Exercise :: Copy every line from the material below that holds "faculties".

[start of Records for this exercise]

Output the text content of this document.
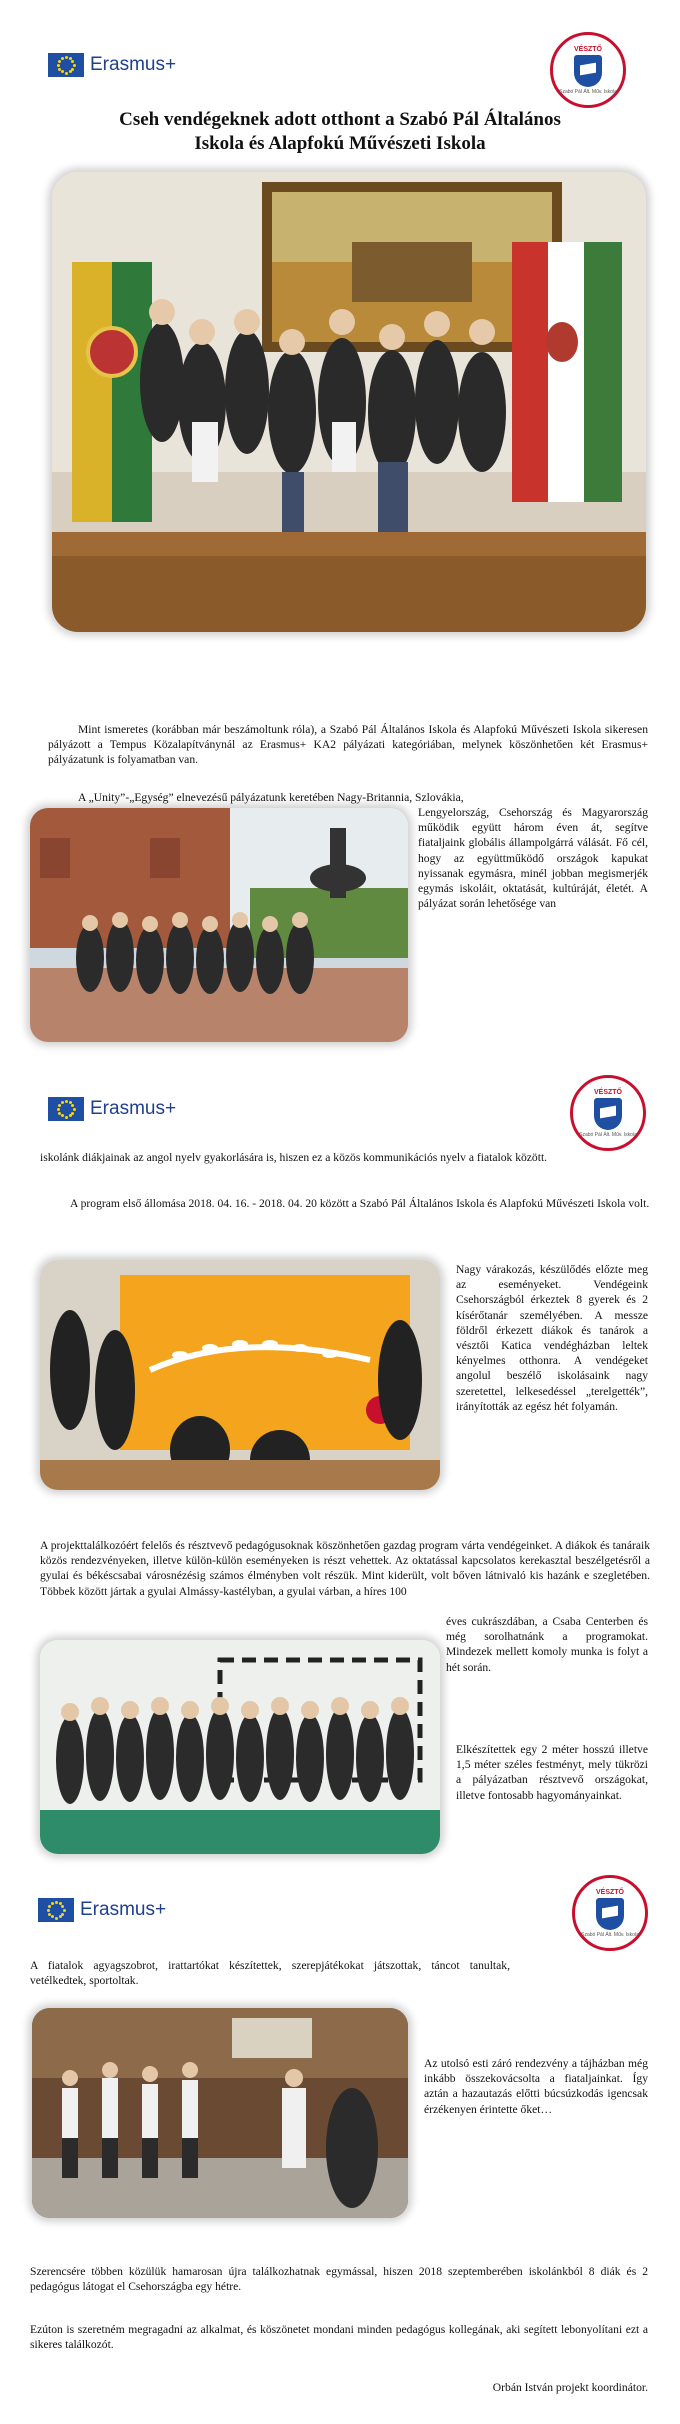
Erasmus+
VÉSZTŐ
Szabó Pál Ált. Műv. Iskola
Cseh vendégeknek adott otthont a Szabó Pál Általános
Iskola és Alapfokú Művészeti Iskola
Mint ismeretes (korábban már beszámoltunk róla), a Szabó Pál Általános Iskola és Alapfokú Művészeti Iskola sikeresen pályázott a Tempus Közalapítványnál az Erasmus+ KA2 pályázati kategóriában, melynek köszönhetően két Erasmus+ pályázatunk is folyamatban van.
A „Unity”-„Egység” elnevezésű pályázatunk keretében Nagy-Britannia, Szlovákia,
Lengyelország, Csehország és Magyarország működik együtt három éven át, segítve fiataljaink globális állampolgárrá válását. Fő cél, hogy az együttműködő országok kapukat nyissanak egymásra, minél jobban megismerjék egymás iskoláit, oktatását, kultúráját, életét. A pályázat során lehetősége van
Erasmus+
VÉSZTŐ
Szabó Pál Ált. Műv. Iskola
iskolánk diákjainak az angol nyelv gyakorlására is, hiszen ez a közös kommunikációs nyelv a fiatalok között.
A program első állomása 2018. 04. 16. - 2018. 04. 20 között a Szabó Pál Általános Iskola és Alapfokú Művészeti Iskola volt.
Nagy várakozás, készülődés előzte meg az eseményeket. Vendégeink Csehországból érkeztek 8 gyerek és 2 kísérőtanár személyében. A messze földről érkezett diákok és tanárok a vésztői Katica vendégházban leltek kényelmes otthonra. A vendégeket angolul beszélő iskolásaink nagy szeretettel, lelkesedéssel „terelgették”, irányították az egész hét folyamán.
A projekttalálkozóért felelős és résztvevő pedagógusoknak köszönhetően gazdag program várta vendégeinket. A diákok és tanáraik közös rendezvényeken, illetve külön-külön eseményeken is részt vehettek. Az oktatással kapcsolatos kerekasztal beszélgetésről a gyulai és békéscsabai városnézésig számos élményben volt részük. Mint kiderült, volt bőven látnivaló kis hazánk e szegletében. Többek között jártak a gyulai Almássy-kastélyban, a gyulai várban, a híres 100
éves cukrászdában, a Csaba Centerben és még sorolhatnánk a programokat. Mindezek mellett komoly munka is folyt a hét során.
Elkészítettek egy 2 méter hosszú illetve 1,5 méter széles festményt, mely tükrözi a pályázatban résztvevő országokat, illetve fontosabb hagyományainkat.
Erasmus+
VÉSZTŐ
Szabó Pál Ált. Műv. Iskola
A fiatalok agyagszobrot, irattartókat készítettek, szerepjátékokat játszottak, táncot tanultak, vetélkedtek, sportoltak.
Az utolsó esti záró rendezvény a tájházban még inkább összekovácsolta a fiataljainkat. Így aztán a hazautazás előtti búcsúzkodás igencsak érzékenyen érintette őket…
Szerencsére többen közülük hamarosan újra találkozhatnak egymással, hiszen 2018 szeptemberében iskolánkból 8 diák és 2 pedagógus látogat el Csehországba egy hétre.
Ezúton is szeretném megragadni az alkalmat, és köszönetet mondani minden pedagógus kollegának, aki segített lebonyolítani ezt a sikeres találkozót.
Orbán István projekt koordinátor.
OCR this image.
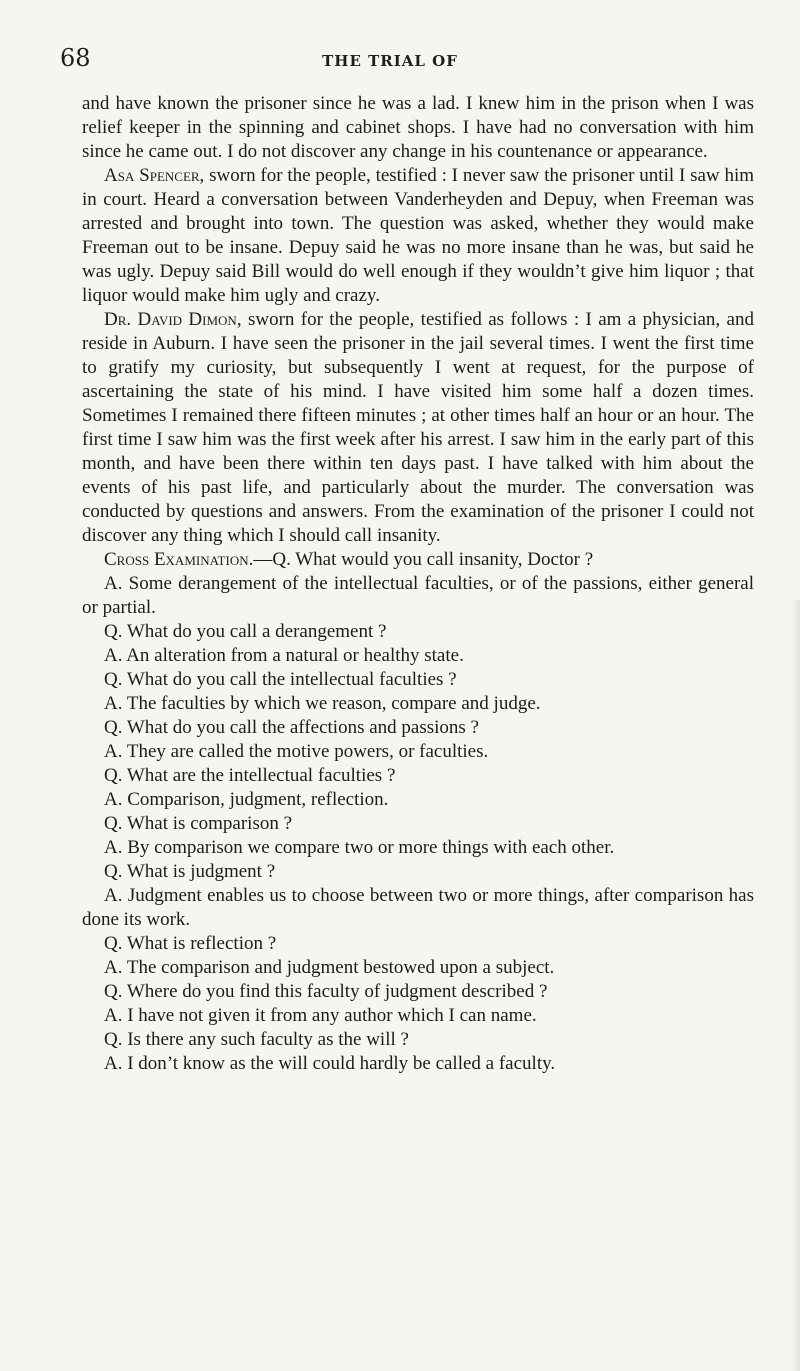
68	THE TRIAL OF

and have known the prisoner since he was a lad. I knew him in the prison when I was relief keeper in the spinning and cabinet shops. I have had no conversation with him since he came out. I do not discover any change in his countenance or appearance.

Asa Spencer, sworn for the people, testified : I never saw the prisoner until I saw him in court. Heard a conversation between Vanderheyden and Depuy, when Freeman was arrested and brought into town. The question was asked, whether they would make Freeman out to be insane. Depuy said he was no more insane than he was, but said he was ugly. Depuy said Bill would do well enough if they wouldn’t give him liquor ; that liquor would make him ugly and crazy.

Dr. David Dimon, sworn for the people, testified as follows : I am a physician, and reside in Auburn. I have seen the prisoner in the jail several times. I went the first time to gratify my curiosity, but subsequently I went at request, for the purpose of ascertaining the state of his mind. I have visited him some half a dozen times. Sometimes I remained there fifteen minutes ; at other times half an hour or an hour. The first time I saw him was the first week after his arrest. I saw him in the early part of this month, and have been there within ten days past. I have talked with him about the events of his past life, and particularly about the murder. The conversation was conducted by questions and answers. From the examination of the prisoner I could not discover any thing which I should call insanity.

Cross Examination.—Q. What would you call insanity, Doctor ?

A. Some derangement of the intellectual faculties, or of the passions, either general or partial.

Q. What do you call a derangement ?

A. An alteration from a natural or healthy state.

Q. What do you call the intellectual faculties ?

A. The faculties by which we reason, compare and judge.

Q. What do you call the affections and passions ?

A. They are called the motive powers, or faculties.

Q. What are the intellectual faculties ?

A. Comparison, judgment, reflection.

Q. What is comparison ?

A. By comparison we compare two or more things with each other.

Q. What is judgment ?

A. Judgment enables us to choose between two or more things, after comparison has done its work.

Q. What is reflection ?

A. The comparison and judgment bestowed upon a subject.

Q. Where do you find this faculty of judgment described ?

A. I have not given it from any author which I can name.

Q. Is there any such faculty as the will ?

A. I don’t know as the will could hardly be called a faculty.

[end of Records for this exercise]

Result of the exercise ::
A. Some derangement of the intellectual faculties, or of the passions, either general or partial.
Q. What do you call the intellectual faculties ?
A. The faculties by which we reason, compare and judge.
A. They are called the motive powers, or faculties.
Q. What are the intellectual faculties ?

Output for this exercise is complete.